Can you quote the lines below exactly, starting at the line with "Transcribe the text in this document." and going through the last one?

»»

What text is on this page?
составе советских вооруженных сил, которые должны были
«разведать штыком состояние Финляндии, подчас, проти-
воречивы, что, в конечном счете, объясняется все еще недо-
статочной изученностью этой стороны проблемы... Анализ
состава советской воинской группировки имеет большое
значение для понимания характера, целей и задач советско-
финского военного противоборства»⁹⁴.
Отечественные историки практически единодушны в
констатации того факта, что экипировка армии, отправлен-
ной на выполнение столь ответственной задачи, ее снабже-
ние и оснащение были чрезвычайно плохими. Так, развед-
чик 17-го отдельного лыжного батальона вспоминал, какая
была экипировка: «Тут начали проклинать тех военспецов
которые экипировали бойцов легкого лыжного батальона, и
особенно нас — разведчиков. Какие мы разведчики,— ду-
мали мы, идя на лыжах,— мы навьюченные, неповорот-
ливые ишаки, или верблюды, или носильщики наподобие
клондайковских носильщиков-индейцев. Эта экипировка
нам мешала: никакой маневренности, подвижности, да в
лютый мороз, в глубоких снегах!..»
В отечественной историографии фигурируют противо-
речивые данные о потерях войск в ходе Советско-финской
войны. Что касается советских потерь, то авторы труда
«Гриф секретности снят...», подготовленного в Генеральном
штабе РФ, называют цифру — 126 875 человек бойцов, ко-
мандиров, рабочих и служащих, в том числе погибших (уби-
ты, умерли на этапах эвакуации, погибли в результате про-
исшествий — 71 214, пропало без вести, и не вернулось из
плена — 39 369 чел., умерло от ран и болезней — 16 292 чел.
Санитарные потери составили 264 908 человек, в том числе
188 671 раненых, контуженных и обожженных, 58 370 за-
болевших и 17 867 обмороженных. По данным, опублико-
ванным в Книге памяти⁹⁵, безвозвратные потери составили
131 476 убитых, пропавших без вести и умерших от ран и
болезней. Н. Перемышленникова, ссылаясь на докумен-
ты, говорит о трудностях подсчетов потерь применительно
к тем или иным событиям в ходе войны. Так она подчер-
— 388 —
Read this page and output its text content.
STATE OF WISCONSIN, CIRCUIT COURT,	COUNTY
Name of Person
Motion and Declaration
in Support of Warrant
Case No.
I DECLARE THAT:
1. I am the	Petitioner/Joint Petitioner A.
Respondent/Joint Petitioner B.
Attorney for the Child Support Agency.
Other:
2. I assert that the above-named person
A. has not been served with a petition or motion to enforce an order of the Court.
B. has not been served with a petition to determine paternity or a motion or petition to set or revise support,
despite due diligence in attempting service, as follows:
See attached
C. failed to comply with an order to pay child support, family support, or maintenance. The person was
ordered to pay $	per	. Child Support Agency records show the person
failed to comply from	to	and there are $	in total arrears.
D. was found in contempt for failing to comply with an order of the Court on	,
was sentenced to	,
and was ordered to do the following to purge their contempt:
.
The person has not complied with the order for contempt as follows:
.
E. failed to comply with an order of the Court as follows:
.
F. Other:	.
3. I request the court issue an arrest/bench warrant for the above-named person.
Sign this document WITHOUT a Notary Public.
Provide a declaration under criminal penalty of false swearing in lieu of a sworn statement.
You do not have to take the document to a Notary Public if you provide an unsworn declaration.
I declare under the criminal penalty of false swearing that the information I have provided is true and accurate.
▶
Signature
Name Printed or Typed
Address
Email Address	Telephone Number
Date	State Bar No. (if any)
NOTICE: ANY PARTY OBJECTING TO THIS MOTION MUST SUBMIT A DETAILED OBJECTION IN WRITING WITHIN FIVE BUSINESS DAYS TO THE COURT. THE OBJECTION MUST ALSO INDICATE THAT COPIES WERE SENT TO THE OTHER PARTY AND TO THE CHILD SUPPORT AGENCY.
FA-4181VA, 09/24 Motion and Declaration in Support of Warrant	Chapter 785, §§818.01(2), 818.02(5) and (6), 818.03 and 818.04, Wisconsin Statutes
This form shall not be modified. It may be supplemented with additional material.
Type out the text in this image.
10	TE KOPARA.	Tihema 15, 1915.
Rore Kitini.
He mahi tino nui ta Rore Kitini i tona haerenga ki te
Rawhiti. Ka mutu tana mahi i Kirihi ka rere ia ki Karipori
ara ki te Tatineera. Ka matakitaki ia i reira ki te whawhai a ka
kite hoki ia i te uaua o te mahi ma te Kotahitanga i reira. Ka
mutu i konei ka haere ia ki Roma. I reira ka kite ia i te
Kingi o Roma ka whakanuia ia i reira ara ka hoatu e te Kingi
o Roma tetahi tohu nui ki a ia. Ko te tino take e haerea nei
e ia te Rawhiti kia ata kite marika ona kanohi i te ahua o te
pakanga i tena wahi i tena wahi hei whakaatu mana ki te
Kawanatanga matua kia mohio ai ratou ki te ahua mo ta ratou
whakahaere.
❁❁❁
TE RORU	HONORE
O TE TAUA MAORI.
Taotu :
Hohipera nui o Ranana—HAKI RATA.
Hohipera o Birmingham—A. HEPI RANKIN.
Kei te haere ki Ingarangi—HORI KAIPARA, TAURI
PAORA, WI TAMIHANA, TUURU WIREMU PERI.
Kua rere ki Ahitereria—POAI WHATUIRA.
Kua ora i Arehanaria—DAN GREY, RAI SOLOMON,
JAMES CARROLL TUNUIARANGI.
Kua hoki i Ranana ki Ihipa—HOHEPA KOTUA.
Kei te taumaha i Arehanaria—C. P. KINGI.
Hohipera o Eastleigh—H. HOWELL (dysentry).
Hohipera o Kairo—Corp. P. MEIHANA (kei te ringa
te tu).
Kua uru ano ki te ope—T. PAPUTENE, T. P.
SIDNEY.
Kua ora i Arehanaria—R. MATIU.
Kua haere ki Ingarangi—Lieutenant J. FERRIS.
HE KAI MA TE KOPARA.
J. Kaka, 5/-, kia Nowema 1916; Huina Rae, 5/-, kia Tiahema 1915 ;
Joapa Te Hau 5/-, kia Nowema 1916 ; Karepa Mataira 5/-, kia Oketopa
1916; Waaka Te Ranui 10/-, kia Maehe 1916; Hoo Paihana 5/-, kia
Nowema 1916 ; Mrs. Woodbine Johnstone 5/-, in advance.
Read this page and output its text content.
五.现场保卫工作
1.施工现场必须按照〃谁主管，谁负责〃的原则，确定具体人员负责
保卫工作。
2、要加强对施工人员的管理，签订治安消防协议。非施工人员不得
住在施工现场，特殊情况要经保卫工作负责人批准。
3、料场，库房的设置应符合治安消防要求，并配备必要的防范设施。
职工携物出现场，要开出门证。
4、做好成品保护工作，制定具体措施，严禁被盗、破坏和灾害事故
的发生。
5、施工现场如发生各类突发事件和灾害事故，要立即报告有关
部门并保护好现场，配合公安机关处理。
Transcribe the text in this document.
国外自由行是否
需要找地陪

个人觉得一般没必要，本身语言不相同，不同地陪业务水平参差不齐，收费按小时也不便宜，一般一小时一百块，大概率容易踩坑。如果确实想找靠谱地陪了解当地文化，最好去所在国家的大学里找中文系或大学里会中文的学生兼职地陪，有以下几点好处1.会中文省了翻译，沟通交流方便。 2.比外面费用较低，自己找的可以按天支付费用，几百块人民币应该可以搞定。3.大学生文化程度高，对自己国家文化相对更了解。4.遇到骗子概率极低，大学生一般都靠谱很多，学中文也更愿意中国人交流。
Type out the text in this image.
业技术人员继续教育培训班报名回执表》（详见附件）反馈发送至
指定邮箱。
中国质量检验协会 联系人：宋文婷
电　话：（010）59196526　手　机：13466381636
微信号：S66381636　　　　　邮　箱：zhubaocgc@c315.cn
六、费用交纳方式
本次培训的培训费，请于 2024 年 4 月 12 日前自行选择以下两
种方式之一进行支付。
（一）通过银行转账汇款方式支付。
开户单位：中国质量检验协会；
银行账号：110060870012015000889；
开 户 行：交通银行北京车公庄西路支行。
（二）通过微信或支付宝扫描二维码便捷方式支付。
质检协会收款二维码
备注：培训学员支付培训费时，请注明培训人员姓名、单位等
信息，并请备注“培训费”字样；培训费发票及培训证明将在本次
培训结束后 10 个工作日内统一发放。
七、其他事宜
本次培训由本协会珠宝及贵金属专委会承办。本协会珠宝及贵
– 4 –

««

* COMPLETE RESPONSE *
Transcribe the text in this document.
国外自由行是否
需要找地陪

个人觉得一般没必要，本身语言不相同，不同地陪业务水平参差不齐，收费按小时也不便宜，一般一小时一百块，大概率容易踩坑。如果确实想找靠谱地陪了解当地文化，最好去所在国家的大学里找中文系或大学里会中文的学生兼职地陪，有以下几点好处1.会中文省了翻译，沟通交流方便。 2.比外面费用较低，自己找的可以按天支付费用，几百块人民币应该可以搞定。3.大学生文化程度高，对自己国家文化相对更了解。4.遇到骗子概率极低，大学生一般都靠谱很多，学中文也更愿意中国人交流。
Type out the text in this image.
业技术人员继续教育培训班报名回执表》（详见附件）反馈发送至
指定邮箱。
中国质量检验协会 联系人：宋文婷
电　话：（010）59196526　手　机：13466381636
微信号：S66381636　　　　　邮　箱：zhubaocgc@c315.cn
六、费用交纳方式
本次培训的培训费，请于 2024 年 4 月 12 日前自行选择以下两
种方式之一进行支付。
（一）通过银行转账汇款方式支付。
开户单位：中国质量检验协会；
银行账号：110060870012015000889；
开 户 行：交通银行北京车公庄西路支行。
（二）通过微信或支付宝扫描二维码便捷方式支付。
质检协会收款二维码
备注：培训学员支付培训费时，请注明培训人员姓名、单位等
信息，并请备注“培训费”字样；培训费发票及培训证明将在本次
培训结束后 10 个工作日内统一发放。
七、其他事宜
本次培训由本协会珠宝及贵金属专委会承办。本协会珠宝及贵
– 4 –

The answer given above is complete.